Data excerpts

● ● ● ● ● ● ●

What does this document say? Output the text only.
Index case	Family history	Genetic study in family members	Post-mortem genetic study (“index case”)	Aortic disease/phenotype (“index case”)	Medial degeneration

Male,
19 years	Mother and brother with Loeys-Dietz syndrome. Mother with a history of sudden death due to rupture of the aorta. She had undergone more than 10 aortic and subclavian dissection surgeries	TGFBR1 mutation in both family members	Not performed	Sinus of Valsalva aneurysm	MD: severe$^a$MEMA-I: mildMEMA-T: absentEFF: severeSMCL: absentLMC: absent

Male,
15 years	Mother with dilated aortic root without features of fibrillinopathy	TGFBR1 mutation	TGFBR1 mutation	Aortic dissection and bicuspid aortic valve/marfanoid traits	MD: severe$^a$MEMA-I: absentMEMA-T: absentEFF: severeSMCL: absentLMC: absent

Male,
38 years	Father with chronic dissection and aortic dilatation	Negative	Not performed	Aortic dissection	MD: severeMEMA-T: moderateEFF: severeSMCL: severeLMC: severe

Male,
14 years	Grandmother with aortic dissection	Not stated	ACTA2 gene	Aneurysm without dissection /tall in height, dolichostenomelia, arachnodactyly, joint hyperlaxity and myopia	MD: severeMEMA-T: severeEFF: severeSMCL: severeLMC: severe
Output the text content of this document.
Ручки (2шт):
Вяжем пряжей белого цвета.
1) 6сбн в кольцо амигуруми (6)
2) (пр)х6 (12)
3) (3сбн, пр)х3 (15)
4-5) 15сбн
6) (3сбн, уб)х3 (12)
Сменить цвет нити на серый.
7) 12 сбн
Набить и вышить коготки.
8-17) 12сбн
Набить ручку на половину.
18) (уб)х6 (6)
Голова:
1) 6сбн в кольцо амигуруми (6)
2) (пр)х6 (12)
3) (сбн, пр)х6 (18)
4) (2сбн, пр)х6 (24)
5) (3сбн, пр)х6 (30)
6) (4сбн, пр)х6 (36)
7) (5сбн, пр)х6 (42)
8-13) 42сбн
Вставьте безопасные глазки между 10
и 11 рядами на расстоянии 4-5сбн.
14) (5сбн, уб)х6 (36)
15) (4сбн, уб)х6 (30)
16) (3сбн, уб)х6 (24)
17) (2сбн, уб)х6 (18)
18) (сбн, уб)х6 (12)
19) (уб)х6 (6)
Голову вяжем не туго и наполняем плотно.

● ● ● ● ● ● ●

EXERCISE INSTRUCTIONS. Write the whole listing out again. Keep every line exactly as it is.

ANSWER TO THE PROBLEM.
What does this document say? Output the text only.
Index case	Family history	Genetic study in family members	Post-mortem genetic study (“index case”)	Aortic disease/phenotype (“index case”)	Medial degeneration

Male,
19 years	Mother and brother with Loeys-Dietz syndrome. Mother with a history of sudden death due to rupture of the aorta. She had undergone more than 10 aortic and subclavian dissection surgeries	TGFBR1 mutation in both family members	Not performed	Sinus of Valsalva aneurysm	MD: severe$^a$MEMA-I: mildMEMA-T: absentEFF: severeSMCL: absentLMC: absent

Male,
15 years	Mother with dilated aortic root without features of fibrillinopathy	TGFBR1 mutation	TGFBR1 mutation	Aortic dissection and bicuspid aortic valve/marfanoid traits	MD: severe$^a$MEMA-I: absentMEMA-T: absentEFF: severeSMCL: absentLMC: absent

Male,
38 years	Father with chronic dissection and aortic dilatation	Negative	Not performed	Aortic dissection	MD: severeMEMA-T: moderateEFF: severeSMCL: severeLMC: severe

Male,
14 years	Grandmother with aortic dissection	Not stated	ACTA2 gene	Aneurysm without dissection /tall in height, dolichostenomelia, arachnodactyly, joint hyperlaxity and myopia	MD: severeMEMA-T: severeEFF: severeSMCL: severeLMC: severe
Output the text content of this document.
Ручки (2шт):
Вяжем пряжей белого цвета.
1) 6сбн в кольцо амигуруми (6)
2) (пр)х6 (12)
3) (3сбн, пр)х3 (15)
4-5) 15сбн
6) (3сбн, уб)х3 (12)
Сменить цвет нити на серый.
7) 12 сбн
Набить и вышить коготки.
8-17) 12сбн
Набить ручку на половину.
18) (уб)х6 (6)
Голова:
1) 6сбн в кольцо амигуруми (6)
2) (пр)х6 (12)
3) (сбн, пр)х6 (18)
4) (2сбн, пр)х6 (24)
5) (3сбн, пр)х6 (30)
6) (4сбн, пр)х6 (36)
7) (5сбн, пр)х6 (42)
8-13) 42сбн
Вставьте безопасные глазки между 10
и 11 рядами на расстоянии 4-5сбн.
14) (5сбн, уб)х6 (36)
15) (4сбн, уб)х6 (30)
16) (3сбн, уб)х6 (24)
17) (2сбн, уб)х6 (18)
18) (сбн, уб)х6 (12)
19) (уб)х6 (6)
Голову вяжем не туго и наполняем плотно.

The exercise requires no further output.